A line counts if it contains the word "xlabel" at least once. State how many such lines the records contain, giving the number alone.

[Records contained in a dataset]

.....

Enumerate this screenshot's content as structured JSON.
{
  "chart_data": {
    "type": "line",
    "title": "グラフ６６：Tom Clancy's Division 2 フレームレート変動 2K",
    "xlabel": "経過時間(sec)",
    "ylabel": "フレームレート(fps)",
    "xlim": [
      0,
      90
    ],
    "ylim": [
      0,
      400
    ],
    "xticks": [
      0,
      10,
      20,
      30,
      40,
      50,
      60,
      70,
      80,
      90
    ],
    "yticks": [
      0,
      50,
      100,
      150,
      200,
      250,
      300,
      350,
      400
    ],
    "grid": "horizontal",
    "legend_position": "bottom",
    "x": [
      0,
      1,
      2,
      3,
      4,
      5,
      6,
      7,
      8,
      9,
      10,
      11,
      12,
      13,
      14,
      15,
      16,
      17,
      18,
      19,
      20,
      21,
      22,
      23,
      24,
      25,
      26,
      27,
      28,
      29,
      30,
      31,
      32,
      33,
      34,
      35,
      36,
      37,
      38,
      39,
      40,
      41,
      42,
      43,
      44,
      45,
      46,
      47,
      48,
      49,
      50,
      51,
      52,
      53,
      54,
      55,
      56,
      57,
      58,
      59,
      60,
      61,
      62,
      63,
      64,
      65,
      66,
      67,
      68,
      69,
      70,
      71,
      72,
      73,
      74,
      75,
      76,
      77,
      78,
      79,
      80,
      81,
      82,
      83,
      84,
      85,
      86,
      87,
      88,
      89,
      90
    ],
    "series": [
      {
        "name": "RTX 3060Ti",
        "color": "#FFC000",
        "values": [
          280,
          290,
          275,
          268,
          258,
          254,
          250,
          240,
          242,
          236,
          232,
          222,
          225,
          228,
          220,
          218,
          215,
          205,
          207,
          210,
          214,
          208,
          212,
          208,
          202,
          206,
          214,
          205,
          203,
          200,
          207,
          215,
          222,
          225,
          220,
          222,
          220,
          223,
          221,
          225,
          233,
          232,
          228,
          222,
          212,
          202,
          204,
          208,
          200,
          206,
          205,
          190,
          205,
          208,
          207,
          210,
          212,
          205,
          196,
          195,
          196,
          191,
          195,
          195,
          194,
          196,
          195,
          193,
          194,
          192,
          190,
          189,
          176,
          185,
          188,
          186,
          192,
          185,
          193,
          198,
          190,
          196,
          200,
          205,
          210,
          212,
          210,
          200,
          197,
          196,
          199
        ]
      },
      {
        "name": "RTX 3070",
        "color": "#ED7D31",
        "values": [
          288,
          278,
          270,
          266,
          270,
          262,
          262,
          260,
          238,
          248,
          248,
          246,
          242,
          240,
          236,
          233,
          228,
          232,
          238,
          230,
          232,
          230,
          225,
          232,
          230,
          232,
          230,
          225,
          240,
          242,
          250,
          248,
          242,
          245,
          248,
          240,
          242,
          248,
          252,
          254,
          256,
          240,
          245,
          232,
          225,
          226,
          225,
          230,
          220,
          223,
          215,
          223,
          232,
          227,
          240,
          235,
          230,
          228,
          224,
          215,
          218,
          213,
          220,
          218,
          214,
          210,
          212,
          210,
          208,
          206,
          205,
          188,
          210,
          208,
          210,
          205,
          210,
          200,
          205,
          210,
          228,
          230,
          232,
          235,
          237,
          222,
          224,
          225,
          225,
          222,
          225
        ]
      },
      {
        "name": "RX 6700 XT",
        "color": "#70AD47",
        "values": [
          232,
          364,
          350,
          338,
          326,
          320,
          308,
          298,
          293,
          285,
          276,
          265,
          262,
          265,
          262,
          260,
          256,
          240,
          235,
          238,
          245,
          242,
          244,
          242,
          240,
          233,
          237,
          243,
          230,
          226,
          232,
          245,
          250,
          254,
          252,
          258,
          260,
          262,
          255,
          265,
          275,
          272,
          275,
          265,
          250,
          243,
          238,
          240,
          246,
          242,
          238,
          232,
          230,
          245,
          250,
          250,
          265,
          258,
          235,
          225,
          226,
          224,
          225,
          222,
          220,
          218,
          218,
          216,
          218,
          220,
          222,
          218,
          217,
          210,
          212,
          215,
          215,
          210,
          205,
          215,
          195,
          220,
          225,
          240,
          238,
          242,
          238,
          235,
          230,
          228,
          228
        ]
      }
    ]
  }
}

.....

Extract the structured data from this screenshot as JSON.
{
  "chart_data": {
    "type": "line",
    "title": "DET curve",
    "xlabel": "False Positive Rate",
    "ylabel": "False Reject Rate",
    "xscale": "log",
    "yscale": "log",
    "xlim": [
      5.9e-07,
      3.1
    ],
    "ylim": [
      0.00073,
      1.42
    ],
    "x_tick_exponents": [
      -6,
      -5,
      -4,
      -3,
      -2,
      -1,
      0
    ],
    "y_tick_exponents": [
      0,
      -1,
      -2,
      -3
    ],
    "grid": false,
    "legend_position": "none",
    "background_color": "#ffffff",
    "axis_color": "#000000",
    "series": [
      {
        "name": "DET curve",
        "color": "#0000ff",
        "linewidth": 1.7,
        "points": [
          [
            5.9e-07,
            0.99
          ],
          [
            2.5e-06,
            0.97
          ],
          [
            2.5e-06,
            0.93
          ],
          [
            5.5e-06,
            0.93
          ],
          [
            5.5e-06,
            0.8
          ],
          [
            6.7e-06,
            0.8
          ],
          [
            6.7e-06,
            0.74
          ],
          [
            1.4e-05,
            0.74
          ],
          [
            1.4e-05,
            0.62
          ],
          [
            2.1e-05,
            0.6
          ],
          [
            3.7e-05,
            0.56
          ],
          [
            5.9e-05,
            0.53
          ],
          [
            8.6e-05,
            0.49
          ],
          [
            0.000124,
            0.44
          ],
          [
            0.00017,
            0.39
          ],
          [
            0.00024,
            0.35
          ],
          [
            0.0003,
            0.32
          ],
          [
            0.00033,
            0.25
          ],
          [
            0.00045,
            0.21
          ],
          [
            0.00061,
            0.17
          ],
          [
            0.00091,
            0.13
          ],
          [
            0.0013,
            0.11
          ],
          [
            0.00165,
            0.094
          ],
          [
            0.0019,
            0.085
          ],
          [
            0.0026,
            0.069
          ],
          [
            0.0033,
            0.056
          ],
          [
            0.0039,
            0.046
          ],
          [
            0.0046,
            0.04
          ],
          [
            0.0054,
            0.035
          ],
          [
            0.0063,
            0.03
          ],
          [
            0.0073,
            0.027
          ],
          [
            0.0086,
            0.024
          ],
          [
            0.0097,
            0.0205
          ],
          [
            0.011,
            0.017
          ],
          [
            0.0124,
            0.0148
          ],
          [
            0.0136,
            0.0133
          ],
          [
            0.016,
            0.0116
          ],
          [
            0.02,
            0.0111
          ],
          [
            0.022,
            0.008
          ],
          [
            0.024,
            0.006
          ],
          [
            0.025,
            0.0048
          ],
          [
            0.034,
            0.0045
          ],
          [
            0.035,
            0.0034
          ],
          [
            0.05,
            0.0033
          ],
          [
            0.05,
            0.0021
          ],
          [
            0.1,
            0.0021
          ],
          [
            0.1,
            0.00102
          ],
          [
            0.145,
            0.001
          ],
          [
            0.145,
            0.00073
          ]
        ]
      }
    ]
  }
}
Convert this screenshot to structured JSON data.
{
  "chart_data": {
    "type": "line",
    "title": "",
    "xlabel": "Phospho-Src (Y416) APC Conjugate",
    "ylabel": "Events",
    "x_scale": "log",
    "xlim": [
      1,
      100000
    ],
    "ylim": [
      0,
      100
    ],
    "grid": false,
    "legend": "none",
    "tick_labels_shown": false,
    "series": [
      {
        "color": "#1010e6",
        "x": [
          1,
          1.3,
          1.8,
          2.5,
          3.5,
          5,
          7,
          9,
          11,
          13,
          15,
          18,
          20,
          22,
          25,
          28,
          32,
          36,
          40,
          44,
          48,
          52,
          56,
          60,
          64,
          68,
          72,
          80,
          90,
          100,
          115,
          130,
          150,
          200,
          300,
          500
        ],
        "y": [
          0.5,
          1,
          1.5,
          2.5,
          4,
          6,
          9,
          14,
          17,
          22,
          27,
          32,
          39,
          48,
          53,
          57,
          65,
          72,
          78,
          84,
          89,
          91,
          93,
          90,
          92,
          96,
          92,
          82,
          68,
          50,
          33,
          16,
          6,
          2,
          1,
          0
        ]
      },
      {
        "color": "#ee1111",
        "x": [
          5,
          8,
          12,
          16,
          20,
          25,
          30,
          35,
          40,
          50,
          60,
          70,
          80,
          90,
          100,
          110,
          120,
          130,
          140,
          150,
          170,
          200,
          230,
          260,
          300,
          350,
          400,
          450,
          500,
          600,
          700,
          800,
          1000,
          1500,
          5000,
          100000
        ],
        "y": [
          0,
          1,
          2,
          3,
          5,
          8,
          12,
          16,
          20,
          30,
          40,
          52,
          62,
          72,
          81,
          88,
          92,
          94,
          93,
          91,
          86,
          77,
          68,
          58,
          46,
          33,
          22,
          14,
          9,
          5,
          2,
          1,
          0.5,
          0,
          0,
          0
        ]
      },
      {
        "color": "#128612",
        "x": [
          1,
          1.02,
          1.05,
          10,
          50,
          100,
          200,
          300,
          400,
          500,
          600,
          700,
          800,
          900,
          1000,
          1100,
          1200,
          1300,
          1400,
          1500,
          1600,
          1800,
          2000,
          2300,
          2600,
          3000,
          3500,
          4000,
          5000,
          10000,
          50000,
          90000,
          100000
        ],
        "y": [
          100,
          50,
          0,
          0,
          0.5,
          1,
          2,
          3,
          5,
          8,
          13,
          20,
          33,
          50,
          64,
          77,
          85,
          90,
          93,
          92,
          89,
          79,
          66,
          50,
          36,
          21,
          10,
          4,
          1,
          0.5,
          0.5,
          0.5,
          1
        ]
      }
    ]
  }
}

.....

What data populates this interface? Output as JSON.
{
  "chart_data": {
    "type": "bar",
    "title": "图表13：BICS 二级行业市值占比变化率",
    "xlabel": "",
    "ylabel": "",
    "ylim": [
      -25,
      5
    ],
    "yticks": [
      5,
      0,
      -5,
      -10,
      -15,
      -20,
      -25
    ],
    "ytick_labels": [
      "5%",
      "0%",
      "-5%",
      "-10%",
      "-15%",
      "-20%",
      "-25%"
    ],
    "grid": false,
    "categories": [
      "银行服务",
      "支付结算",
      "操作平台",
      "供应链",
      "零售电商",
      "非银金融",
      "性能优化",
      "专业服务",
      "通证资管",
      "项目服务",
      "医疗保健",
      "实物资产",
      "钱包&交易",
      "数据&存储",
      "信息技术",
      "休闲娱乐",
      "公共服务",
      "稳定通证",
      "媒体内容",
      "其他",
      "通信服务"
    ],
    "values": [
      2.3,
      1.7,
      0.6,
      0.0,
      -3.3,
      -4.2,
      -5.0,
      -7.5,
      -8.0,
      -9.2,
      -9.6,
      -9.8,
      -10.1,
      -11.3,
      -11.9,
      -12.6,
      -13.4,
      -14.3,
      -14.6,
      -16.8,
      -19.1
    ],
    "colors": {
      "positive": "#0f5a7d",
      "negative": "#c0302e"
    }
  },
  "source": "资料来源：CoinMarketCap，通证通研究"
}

.....

**SOLVED PROBLEM**
4